### PROBLEM TO WORK ON
Identify each line in the records below that contains the word "同步院线", and copy it.

-- start of ROWS --

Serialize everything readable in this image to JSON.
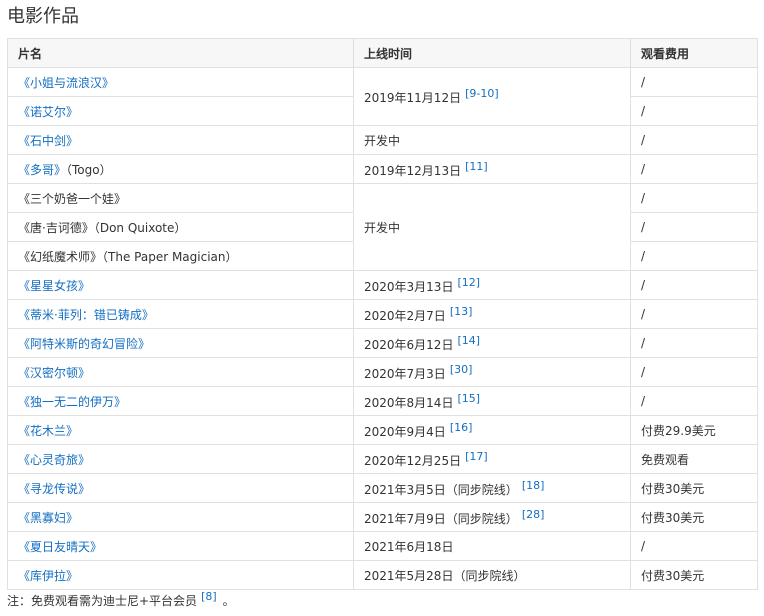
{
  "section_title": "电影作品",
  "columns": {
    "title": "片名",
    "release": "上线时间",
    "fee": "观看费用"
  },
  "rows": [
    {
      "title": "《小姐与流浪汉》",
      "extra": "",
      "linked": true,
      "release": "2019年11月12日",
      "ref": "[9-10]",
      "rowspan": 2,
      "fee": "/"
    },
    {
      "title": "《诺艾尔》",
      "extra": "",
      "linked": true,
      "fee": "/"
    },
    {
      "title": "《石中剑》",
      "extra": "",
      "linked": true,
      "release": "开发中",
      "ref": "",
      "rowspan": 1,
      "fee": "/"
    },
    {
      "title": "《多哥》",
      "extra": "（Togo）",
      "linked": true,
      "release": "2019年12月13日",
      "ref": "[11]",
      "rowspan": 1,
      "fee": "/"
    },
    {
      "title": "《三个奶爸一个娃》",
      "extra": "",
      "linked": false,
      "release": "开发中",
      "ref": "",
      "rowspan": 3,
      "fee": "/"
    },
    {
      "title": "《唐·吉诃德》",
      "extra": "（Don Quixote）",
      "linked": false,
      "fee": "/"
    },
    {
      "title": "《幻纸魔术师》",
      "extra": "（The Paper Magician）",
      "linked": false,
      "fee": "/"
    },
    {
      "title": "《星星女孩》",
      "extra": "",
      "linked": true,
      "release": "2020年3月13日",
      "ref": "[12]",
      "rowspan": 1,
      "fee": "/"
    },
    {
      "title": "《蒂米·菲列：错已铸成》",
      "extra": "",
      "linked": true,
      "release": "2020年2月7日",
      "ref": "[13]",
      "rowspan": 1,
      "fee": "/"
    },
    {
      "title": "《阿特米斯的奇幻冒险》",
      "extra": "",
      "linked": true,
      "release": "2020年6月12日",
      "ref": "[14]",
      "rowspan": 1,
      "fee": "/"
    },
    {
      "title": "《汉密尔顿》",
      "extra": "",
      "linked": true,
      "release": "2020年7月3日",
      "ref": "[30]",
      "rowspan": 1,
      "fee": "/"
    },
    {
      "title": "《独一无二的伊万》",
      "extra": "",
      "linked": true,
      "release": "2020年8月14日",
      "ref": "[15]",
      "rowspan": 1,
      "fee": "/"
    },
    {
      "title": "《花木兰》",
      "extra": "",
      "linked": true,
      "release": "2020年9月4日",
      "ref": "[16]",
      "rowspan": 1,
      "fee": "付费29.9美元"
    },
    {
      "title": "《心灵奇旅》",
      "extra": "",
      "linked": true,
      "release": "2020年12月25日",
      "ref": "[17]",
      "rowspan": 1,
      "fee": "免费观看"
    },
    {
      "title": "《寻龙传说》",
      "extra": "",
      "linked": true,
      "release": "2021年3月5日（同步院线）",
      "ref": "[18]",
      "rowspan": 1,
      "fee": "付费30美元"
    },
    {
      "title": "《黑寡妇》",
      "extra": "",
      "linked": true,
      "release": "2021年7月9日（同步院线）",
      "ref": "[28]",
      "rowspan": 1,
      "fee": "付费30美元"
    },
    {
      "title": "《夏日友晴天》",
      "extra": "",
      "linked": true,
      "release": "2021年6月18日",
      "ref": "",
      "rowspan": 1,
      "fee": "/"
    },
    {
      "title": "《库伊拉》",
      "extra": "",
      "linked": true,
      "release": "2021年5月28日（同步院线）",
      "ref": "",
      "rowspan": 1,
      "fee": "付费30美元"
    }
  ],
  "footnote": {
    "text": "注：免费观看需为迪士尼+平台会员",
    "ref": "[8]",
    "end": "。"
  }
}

-- end of ROWS --
-- start of ROWS --

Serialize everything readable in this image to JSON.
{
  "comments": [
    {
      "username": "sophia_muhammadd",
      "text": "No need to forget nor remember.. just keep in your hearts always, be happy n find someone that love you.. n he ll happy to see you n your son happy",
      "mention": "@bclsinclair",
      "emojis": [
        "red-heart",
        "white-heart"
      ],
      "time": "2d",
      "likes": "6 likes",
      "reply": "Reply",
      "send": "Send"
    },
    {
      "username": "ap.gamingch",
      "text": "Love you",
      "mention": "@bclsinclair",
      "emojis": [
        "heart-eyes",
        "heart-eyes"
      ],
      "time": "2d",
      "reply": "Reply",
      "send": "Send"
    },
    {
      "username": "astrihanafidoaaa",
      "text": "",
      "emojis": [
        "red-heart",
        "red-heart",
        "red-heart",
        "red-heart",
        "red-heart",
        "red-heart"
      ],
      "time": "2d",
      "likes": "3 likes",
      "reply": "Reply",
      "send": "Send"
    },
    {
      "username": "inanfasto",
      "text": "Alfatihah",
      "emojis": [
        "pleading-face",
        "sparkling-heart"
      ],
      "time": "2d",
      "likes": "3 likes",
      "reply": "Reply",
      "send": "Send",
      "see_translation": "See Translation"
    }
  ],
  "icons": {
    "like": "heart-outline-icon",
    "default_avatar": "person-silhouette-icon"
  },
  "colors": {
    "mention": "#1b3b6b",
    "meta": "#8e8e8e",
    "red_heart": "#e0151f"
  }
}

-- end of ROWS --

### IN RESPONSE
      "release": "2021年3月5日（同步院线）",
      "release": "2021年7月9日（同步院线）",
      "release": "2021年5月28日（同步院线）",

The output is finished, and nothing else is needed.